▶ **EXCERPTED RECORDS**
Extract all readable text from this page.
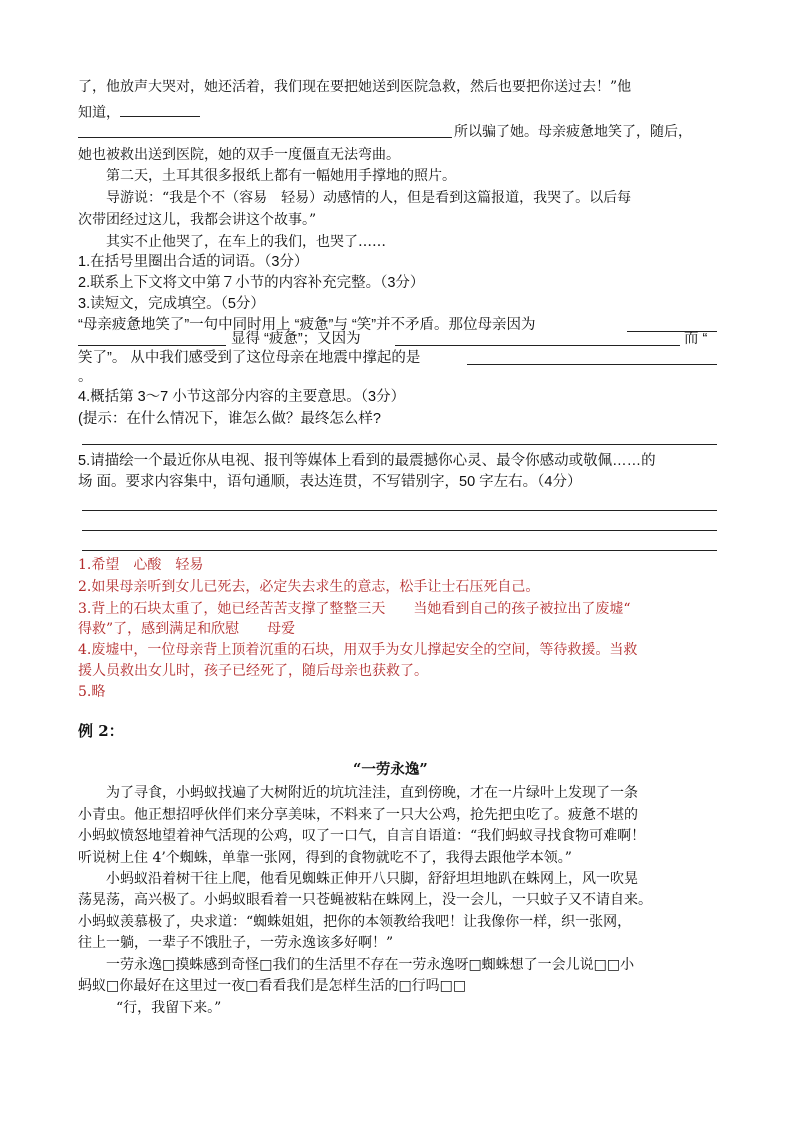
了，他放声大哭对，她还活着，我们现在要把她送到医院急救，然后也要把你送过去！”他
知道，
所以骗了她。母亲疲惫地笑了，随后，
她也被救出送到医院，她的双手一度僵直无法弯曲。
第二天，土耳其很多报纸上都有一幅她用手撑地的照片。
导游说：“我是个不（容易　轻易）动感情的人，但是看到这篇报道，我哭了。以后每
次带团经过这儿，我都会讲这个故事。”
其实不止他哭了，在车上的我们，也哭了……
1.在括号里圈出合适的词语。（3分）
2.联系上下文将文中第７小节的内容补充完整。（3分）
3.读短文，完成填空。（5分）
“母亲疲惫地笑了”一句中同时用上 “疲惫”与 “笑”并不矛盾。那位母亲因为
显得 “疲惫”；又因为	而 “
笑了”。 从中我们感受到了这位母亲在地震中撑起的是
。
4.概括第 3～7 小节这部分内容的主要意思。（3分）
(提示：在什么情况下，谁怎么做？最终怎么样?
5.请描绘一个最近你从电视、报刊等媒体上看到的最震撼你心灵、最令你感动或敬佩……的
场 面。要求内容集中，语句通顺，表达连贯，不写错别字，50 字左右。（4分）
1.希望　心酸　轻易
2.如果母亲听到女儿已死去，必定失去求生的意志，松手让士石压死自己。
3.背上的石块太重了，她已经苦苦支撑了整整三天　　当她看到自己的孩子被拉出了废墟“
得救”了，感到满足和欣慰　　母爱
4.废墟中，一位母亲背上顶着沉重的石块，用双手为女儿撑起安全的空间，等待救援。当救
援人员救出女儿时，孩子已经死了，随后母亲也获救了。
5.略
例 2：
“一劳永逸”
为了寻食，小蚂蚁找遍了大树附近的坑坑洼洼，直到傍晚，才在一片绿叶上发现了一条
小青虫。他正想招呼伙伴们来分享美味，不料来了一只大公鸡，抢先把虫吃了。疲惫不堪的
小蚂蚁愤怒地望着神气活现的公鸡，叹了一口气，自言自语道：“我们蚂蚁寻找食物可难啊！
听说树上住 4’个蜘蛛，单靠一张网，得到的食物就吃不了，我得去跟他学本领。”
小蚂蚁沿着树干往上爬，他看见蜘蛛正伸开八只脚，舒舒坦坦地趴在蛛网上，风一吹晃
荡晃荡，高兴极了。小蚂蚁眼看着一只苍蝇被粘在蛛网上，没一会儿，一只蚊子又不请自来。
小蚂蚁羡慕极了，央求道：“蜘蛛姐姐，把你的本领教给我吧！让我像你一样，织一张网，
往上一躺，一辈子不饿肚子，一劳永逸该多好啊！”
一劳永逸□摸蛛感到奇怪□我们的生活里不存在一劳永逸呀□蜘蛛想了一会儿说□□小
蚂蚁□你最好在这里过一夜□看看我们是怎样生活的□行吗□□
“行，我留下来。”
==
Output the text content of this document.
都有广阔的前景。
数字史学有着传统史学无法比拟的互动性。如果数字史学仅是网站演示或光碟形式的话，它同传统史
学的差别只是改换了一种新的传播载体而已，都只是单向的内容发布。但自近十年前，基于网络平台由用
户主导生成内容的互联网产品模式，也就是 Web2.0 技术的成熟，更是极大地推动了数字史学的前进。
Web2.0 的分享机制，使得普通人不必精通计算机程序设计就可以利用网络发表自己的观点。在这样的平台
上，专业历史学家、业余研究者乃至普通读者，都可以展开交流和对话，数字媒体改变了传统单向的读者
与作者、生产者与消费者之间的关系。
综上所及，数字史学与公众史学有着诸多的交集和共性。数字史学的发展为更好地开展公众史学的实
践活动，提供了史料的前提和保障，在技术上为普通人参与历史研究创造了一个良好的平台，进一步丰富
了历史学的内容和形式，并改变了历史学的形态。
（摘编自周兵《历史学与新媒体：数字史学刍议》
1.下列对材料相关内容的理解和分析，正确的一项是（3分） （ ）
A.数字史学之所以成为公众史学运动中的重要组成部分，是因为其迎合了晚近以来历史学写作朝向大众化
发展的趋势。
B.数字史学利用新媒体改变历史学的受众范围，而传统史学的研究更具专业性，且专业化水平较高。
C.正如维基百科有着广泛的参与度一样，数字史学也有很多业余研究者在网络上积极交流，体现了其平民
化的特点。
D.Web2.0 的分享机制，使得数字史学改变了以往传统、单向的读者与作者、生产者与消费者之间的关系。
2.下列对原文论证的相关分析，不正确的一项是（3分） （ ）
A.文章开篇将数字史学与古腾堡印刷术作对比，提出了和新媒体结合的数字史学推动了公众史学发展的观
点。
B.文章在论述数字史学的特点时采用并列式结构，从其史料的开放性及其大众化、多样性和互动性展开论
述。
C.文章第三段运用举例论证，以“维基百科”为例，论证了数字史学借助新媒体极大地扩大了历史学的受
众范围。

▶ **EXERCISE DETAILS**
Show the lines of the records that include the string "text".

▶ **THE REPLY**
Extract all readable text from this page.
Output the text content of this document.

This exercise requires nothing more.